Aim> Copy out all of the material exactly as presented.

-- Start --

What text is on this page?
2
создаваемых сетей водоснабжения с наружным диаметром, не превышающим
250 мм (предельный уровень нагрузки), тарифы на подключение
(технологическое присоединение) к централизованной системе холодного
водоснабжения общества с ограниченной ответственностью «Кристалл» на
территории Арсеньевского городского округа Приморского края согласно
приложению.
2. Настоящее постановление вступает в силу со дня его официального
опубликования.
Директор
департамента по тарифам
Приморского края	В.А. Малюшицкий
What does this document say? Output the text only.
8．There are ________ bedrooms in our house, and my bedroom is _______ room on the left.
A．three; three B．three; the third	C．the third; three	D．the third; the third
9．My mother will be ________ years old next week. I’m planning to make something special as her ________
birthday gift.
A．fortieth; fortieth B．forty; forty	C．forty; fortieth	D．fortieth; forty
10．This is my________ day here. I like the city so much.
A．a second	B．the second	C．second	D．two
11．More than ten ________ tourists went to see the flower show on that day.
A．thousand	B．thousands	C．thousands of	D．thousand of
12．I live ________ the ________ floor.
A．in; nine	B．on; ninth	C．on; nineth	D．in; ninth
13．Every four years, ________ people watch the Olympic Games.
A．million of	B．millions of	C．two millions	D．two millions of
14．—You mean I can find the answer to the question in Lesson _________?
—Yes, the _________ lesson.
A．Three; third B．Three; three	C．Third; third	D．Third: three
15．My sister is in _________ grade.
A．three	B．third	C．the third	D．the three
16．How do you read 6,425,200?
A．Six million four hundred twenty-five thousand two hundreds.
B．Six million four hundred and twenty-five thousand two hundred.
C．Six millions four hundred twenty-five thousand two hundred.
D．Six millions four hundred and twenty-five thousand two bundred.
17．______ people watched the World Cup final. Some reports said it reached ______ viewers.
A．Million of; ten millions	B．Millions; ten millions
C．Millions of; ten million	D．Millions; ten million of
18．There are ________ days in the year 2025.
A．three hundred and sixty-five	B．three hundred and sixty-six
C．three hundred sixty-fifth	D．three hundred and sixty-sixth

-- End --

Task output>
What text is on this page?
2
создаваемых сетей водоснабжения с наружным диаметром, не превышающим
250 мм (предельный уровень нагрузки), тарифы на подключение
(технологическое присоединение) к централизованной системе холодного
водоснабжения общества с ограниченной ответственностью «Кристалл» на
территории Арсеньевского городского округа Приморского края согласно
приложению.
2. Настоящее постановление вступает в силу со дня его официального
опубликования.
Директор
департамента по тарифам
Приморского края	В.А. Малюшицкий
What does this document say? Output the text only.
8．There are ________ bedrooms in our house, and my bedroom is _______ room on the left.
A．three; three B．three; the third	C．the third; three	D．the third; the third
9．My mother will be ________ years old next week. I’m planning to make something special as her ________
birthday gift.
A．fortieth; fortieth B．forty; forty	C．forty; fortieth	D．fortieth; forty
10．This is my________ day here. I like the city so much.
A．a second	B．the second	C．second	D．two
11．More than ten ________ tourists went to see the flower show on that day.
A．thousand	B．thousands	C．thousands of	D．thousand of
12．I live ________ the ________ floor.
A．in; nine	B．on; ninth	C．on; nineth	D．in; ninth
13．Every four years, ________ people watch the Olympic Games.
A．million of	B．millions of	C．two millions	D．two millions of
14．—You mean I can find the answer to the question in Lesson _________?
—Yes, the _________ lesson.
A．Three; third B．Three; three	C．Third; third	D．Third: three
15．My sister is in _________ grade.
A．three	B．third	C．the third	D．the three
16．How do you read 6,425,200?
A．Six million four hundred twenty-five thousand two hundreds.
B．Six million four hundred and twenty-five thousand two hundred.
C．Six millions four hundred twenty-five thousand two hundred.
D．Six millions four hundred and twenty-five thousand two bundred.
17．______ people watched the World Cup final. Some reports said it reached ______ viewers.
A．Million of; ten millions	B．Millions; ten millions
C．Millions of; ten million	D．Millions; ten million of
18．There are ________ days in the year 2025.
A．three hundred and sixty-five	B．three hundred and sixty-six
C．three hundred sixty-fifth	D．three hundred and sixty-sixth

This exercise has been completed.